>>>

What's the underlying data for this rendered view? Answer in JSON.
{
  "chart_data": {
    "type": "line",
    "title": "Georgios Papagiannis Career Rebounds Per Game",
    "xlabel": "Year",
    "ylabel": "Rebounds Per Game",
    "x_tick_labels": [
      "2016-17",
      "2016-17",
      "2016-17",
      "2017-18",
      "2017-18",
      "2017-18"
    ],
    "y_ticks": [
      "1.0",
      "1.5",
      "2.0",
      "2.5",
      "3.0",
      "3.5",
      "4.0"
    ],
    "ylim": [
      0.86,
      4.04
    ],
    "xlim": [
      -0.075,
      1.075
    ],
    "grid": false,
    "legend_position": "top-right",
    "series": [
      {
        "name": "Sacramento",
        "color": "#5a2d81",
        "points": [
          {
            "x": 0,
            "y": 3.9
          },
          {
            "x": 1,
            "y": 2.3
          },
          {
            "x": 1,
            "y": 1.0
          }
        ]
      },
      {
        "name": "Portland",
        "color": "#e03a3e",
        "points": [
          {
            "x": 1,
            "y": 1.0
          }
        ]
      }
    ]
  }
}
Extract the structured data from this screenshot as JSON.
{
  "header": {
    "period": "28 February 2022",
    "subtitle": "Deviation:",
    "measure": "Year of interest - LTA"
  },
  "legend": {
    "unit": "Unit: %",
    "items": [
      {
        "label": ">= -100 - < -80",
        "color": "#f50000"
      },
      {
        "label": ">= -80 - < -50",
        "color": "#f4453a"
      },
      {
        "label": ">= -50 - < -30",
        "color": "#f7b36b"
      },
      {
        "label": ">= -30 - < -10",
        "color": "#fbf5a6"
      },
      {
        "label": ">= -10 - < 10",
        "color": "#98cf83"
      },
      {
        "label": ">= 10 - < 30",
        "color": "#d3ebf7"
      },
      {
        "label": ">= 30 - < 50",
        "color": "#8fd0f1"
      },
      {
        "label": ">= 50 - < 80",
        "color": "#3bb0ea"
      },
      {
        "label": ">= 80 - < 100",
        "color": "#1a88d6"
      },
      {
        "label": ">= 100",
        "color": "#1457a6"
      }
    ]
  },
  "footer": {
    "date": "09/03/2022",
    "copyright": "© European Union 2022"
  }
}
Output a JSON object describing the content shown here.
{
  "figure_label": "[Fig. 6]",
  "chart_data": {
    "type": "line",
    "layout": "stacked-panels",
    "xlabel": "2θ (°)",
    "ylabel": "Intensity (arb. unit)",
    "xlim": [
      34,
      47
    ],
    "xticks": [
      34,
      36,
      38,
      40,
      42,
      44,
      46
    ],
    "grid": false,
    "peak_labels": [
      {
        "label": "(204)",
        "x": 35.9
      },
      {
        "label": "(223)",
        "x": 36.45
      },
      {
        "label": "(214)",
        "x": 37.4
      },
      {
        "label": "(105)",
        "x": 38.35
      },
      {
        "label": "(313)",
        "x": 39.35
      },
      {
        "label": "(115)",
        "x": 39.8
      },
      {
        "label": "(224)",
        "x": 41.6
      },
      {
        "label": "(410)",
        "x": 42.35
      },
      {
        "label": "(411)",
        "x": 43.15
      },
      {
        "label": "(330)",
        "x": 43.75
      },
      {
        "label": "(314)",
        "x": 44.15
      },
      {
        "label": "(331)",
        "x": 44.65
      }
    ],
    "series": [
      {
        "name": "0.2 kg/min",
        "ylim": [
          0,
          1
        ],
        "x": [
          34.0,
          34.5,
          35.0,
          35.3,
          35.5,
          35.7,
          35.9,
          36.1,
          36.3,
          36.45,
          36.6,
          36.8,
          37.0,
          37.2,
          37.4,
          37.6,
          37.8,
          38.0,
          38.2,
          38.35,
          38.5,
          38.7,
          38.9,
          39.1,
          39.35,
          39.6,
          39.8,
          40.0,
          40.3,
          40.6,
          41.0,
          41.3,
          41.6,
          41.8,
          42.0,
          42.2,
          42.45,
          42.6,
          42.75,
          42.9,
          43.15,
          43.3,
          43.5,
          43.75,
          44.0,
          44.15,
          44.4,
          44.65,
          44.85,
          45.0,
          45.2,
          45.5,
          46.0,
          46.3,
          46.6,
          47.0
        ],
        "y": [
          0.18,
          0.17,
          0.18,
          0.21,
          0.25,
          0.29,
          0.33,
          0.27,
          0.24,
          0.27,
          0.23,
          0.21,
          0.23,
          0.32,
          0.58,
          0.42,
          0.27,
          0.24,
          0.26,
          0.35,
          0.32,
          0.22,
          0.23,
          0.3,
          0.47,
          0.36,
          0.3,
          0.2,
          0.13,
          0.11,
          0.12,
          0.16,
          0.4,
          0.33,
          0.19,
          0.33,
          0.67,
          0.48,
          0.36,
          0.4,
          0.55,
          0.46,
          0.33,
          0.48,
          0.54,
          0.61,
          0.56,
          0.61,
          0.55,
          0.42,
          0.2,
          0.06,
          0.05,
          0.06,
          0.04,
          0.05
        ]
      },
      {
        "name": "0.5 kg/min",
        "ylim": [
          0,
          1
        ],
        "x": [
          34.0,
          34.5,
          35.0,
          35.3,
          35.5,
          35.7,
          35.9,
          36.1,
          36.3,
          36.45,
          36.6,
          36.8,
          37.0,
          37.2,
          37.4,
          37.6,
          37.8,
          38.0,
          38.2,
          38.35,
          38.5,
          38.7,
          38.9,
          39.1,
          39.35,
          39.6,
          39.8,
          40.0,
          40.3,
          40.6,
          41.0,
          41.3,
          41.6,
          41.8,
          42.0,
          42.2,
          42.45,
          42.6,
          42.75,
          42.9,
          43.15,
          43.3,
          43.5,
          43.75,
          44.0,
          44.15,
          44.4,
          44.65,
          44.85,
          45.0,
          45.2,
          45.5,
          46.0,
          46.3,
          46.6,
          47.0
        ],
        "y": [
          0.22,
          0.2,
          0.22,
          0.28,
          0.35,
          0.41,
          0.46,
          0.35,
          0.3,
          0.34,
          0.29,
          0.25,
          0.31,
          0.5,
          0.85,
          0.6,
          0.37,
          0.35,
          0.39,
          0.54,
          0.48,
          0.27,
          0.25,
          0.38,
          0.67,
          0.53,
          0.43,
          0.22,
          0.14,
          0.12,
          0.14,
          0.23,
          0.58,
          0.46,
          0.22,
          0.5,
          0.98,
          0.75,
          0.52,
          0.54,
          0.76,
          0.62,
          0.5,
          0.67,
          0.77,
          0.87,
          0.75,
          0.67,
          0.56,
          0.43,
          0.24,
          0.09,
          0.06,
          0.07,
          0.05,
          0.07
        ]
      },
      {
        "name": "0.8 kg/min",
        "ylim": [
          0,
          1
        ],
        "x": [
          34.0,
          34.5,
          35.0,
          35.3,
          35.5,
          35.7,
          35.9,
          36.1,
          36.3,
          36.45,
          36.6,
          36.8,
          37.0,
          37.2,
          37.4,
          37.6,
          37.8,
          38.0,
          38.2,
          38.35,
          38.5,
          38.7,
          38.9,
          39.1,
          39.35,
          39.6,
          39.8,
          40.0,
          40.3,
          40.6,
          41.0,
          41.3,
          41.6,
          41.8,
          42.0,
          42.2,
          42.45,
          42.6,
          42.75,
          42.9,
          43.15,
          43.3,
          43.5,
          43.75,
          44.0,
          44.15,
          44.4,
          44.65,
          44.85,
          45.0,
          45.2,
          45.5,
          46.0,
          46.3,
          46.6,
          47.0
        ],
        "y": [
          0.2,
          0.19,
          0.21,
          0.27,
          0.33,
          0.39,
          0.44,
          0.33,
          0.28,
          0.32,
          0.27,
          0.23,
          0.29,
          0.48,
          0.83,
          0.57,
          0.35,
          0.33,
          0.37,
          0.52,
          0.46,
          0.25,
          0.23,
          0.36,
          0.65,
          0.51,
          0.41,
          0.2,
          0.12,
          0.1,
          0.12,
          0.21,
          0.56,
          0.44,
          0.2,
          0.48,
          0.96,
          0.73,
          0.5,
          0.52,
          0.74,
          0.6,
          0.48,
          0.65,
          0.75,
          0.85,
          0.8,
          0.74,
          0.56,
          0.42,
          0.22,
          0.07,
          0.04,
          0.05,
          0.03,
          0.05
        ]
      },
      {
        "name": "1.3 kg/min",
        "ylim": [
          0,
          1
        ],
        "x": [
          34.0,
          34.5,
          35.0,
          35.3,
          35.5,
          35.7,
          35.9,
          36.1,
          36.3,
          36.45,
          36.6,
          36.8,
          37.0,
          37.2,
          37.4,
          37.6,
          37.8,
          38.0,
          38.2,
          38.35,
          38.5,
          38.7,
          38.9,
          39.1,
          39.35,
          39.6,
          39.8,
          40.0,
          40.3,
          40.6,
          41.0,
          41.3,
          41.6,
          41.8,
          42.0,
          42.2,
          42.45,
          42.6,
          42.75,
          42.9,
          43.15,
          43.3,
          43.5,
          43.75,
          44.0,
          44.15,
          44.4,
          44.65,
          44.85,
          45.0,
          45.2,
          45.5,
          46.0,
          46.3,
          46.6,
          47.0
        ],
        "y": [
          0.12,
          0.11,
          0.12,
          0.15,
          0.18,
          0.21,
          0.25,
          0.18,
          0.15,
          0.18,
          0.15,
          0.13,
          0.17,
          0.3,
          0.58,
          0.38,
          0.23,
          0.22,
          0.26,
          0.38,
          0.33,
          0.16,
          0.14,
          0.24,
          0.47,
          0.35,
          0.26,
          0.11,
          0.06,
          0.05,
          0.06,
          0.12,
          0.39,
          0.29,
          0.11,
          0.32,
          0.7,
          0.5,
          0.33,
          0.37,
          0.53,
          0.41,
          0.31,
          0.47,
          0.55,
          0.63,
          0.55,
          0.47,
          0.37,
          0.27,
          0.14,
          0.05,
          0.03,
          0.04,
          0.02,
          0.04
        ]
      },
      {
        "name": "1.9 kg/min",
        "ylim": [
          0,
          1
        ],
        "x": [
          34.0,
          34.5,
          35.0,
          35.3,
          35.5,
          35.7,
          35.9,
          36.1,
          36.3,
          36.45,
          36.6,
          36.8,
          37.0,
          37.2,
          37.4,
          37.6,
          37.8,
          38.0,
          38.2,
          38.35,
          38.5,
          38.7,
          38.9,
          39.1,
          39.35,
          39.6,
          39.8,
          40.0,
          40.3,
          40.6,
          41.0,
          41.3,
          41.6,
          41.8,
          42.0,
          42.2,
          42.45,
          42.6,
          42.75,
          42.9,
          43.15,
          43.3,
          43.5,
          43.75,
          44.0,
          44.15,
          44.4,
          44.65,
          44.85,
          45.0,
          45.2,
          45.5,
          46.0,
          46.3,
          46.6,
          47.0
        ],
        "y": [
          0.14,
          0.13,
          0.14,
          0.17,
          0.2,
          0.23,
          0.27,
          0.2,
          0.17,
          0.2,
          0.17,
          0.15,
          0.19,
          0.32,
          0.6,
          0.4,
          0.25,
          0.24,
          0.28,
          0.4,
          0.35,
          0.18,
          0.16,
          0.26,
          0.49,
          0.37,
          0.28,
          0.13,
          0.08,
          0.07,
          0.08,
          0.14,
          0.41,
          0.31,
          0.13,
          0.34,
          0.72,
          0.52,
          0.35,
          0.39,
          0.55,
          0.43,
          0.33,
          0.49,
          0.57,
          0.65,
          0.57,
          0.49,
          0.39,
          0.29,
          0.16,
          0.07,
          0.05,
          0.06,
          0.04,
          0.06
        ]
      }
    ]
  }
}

<<<

Stated goal:
Copy each line of the records containing the string "Year".

Result:
    "xlabel": "Year",
    "measure": "Year of interest - LTA"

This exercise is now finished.